■ Required task
Pull out every line with the word "center".

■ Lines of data
________

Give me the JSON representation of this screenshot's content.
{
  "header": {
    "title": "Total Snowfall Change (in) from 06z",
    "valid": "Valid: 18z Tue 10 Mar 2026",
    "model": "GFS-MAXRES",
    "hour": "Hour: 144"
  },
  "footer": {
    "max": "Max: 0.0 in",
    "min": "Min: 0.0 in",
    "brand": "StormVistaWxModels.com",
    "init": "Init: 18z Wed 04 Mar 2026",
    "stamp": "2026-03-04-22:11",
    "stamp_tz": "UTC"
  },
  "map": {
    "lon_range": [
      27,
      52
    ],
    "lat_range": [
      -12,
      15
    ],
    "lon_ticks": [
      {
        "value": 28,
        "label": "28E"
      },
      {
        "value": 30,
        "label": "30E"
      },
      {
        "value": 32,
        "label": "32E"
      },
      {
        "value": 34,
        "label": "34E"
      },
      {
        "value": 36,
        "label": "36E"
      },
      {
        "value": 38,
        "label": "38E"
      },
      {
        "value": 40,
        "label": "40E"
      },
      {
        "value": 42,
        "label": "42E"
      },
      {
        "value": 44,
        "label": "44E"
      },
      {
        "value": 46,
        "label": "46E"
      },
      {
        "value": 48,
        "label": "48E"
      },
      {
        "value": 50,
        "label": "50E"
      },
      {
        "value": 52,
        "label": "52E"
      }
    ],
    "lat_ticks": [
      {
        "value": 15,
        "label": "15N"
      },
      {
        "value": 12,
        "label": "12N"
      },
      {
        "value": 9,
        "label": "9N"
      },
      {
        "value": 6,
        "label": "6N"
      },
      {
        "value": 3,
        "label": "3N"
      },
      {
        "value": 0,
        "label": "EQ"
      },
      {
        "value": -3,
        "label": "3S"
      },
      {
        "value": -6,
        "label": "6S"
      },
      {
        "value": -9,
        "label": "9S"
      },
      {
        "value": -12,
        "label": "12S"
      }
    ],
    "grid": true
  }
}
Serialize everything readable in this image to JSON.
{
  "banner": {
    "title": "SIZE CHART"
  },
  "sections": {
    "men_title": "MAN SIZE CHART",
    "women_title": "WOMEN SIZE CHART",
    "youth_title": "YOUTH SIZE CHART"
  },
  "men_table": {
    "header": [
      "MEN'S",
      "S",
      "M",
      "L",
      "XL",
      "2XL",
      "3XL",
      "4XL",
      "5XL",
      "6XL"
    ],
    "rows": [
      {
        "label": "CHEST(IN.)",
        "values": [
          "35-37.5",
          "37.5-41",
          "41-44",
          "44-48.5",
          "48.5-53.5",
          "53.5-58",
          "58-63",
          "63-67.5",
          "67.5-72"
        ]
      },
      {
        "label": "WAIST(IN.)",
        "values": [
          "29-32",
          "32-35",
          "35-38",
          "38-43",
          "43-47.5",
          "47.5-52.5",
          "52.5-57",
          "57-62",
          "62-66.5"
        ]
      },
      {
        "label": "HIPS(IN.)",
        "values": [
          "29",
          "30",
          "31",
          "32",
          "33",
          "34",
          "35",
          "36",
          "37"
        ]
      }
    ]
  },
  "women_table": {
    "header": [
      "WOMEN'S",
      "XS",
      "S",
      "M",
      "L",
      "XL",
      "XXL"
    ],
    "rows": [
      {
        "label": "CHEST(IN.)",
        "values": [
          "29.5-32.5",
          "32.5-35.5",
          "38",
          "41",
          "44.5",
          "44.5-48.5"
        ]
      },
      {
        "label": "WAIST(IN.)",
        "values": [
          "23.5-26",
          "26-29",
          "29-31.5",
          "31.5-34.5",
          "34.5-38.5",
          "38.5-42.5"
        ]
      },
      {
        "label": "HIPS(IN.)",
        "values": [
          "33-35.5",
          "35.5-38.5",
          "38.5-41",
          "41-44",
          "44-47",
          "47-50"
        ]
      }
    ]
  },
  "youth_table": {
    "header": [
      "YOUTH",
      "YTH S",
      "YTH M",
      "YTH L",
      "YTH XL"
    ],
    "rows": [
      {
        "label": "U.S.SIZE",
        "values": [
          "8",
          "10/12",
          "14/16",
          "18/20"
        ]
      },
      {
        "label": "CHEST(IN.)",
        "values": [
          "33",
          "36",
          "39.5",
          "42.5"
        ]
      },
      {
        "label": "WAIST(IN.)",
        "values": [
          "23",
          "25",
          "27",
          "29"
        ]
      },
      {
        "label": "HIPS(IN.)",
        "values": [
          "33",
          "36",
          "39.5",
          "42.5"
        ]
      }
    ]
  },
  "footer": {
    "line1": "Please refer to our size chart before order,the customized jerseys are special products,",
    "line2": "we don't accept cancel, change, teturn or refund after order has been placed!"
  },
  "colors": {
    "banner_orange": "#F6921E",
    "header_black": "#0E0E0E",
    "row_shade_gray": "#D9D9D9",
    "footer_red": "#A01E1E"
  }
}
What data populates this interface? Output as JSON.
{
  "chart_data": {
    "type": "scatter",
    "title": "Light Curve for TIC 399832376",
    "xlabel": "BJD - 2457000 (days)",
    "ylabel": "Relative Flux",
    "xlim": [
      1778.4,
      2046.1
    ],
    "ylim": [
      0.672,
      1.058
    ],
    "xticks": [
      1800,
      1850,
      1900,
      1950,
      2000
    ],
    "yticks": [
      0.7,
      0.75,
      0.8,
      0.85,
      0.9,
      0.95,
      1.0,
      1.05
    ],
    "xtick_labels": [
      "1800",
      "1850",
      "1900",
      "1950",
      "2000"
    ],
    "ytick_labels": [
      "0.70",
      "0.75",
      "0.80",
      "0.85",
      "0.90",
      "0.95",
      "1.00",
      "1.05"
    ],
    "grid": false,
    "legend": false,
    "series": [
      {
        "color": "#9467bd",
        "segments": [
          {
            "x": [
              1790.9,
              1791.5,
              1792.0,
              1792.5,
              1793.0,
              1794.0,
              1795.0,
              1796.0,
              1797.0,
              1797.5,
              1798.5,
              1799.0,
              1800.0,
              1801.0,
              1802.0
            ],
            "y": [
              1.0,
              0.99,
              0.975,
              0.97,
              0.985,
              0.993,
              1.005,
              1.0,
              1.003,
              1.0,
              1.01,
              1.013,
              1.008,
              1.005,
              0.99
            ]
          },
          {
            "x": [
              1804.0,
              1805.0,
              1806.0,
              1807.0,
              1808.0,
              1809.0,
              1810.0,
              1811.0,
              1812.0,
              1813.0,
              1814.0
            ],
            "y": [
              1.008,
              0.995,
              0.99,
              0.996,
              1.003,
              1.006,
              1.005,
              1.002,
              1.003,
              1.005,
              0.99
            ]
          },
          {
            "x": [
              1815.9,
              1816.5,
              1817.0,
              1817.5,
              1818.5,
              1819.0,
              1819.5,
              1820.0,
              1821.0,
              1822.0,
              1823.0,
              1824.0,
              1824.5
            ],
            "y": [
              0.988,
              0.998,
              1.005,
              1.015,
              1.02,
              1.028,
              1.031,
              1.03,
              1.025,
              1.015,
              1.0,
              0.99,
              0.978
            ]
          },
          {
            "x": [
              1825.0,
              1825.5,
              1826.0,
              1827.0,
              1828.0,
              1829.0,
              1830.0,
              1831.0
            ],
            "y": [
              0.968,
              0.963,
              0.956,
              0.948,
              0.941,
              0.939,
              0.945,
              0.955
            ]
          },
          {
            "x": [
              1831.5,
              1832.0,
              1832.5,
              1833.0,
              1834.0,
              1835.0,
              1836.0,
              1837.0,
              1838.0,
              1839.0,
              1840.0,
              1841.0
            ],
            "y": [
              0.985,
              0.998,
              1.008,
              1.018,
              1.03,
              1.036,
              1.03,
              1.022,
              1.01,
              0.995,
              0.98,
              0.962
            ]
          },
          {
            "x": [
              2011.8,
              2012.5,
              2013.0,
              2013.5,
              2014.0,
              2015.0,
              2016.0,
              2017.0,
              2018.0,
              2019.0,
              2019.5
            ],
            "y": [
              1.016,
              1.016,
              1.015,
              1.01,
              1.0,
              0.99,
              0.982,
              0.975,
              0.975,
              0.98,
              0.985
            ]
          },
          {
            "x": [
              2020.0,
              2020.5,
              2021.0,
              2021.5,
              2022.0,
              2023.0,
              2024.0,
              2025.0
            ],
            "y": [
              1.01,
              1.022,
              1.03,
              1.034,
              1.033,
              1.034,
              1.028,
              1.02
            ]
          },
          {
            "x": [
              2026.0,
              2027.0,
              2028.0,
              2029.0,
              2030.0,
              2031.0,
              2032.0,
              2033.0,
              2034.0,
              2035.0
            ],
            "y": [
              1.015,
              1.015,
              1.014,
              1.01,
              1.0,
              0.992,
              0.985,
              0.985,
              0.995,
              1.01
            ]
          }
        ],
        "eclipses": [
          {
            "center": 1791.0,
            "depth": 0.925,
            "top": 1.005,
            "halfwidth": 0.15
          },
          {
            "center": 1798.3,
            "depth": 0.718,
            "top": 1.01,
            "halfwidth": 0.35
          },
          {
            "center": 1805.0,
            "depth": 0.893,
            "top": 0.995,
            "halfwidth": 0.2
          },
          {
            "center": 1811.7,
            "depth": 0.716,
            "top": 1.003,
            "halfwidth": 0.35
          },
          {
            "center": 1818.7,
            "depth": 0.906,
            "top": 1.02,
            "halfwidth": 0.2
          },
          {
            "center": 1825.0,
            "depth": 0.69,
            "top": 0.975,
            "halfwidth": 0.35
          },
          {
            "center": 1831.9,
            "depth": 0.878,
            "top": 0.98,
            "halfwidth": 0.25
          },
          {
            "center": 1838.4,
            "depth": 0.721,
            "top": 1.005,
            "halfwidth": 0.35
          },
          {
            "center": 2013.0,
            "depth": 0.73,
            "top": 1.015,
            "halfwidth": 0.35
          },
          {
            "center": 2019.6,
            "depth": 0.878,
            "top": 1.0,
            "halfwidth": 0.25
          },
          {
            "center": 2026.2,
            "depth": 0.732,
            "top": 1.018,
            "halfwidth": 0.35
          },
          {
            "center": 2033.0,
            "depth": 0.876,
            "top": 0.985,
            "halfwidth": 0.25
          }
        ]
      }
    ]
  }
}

________

■ Written response
            "center": 1791.0,
            "center": 1798.3,
            "center": 1805.0,
            "center": 1811.7,
            "center": 1818.7,
            "center": 1825.0,
            "center": 1831.9,
            "center": 1838.4,
            "center": 2013.0,
            "center": 2019.6,
            "center": 2026.2,
            "center": 2033.0,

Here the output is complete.